--- START OF RECORDS TO PROCESS ---

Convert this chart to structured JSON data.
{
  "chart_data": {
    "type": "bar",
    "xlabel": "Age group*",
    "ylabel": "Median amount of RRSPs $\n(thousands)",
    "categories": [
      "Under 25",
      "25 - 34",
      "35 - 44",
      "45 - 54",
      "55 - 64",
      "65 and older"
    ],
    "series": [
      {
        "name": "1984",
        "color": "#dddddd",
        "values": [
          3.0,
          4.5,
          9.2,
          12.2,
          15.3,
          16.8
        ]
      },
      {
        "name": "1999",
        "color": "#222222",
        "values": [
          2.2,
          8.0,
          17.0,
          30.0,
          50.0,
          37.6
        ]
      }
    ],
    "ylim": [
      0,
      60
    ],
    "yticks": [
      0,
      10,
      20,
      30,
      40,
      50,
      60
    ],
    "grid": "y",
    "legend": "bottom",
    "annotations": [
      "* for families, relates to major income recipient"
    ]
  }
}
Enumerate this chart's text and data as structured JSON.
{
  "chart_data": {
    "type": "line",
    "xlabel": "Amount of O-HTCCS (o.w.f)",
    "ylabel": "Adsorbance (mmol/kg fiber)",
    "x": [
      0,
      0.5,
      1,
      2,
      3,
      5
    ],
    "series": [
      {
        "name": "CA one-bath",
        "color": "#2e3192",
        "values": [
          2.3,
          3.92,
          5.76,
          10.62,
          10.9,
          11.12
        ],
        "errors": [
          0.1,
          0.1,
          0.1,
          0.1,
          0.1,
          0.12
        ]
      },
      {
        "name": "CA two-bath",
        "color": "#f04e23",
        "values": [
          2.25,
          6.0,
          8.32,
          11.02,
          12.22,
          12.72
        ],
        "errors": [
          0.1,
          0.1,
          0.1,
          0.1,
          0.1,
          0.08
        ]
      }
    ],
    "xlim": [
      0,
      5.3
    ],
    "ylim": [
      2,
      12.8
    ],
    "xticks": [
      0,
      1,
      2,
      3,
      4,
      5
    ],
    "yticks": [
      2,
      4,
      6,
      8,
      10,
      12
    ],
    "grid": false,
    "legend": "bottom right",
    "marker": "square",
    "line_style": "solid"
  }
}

--- END OF RECORDS TO PROCESS ---

(WHAT YOU NEED TO DO):
Reproduce the whole listing word for word.

(FINAL RESULT):
Convert this chart to structured JSON data.
{
  "chart_data": {
    "type": "bar",
    "xlabel": "Age group*",
    "ylabel": "Median amount of RRSPs $\n(thousands)",
    "categories": [
      "Under 25",
      "25 - 34",
      "35 - 44",
      "45 - 54",
      "55 - 64",
      "65 and older"
    ],
    "series": [
      {
        "name": "1984",
        "color": "#dddddd",
        "values": [
          3.0,
          4.5,
          9.2,
          12.2,
          15.3,
          16.8
        ]
      },
      {
        "name": "1999",
        "color": "#222222",
        "values": [
          2.2,
          8.0,
          17.0,
          30.0,
          50.0,
          37.6
        ]
      }
    ],
    "ylim": [
      0,
      60
    ],
    "yticks": [
      0,
      10,
      20,
      30,
      40,
      50,
      60
    ],
    "grid": "y",
    "legend": "bottom",
    "annotations": [
      "* for families, relates to major income recipient"
    ]
  }
}
Enumerate this chart's text and data as structured JSON.
{
  "chart_data": {
    "type": "line",
    "xlabel": "Amount of O-HTCCS (o.w.f)",
    "ylabel": "Adsorbance (mmol/kg fiber)",
    "x": [
      0,
      0.5,
      1,
      2,
      3,
      5
    ],
    "series": [
      {
        "name": "CA one-bath",
        "color": "#2e3192",
        "values": [
          2.3,
          3.92,
          5.76,
          10.62,
          10.9,
          11.12
        ],
        "errors": [
          0.1,
          0.1,
          0.1,
          0.1,
          0.1,
          0.12
        ]
      },
      {
        "name": "CA two-bath",
        "color": "#f04e23",
        "values": [
          2.25,
          6.0,
          8.32,
          11.02,
          12.22,
          12.72
        ],
        "errors": [
          0.1,
          0.1,
          0.1,
          0.1,
          0.1,
          0.08
        ]
      }
    ],
    "xlim": [
      0,
      5.3
    ],
    "ylim": [
      2,
      12.8
    ],
    "xticks": [
      0,
      1,
      2,
      3,
      4,
      5
    ],
    "yticks": [
      2,
      4,
      6,
      8,
      10,
      12
    ],
    "grid": false,
    "legend": "bottom right",
    "marker": "square",
    "line_style": "solid"
  }
}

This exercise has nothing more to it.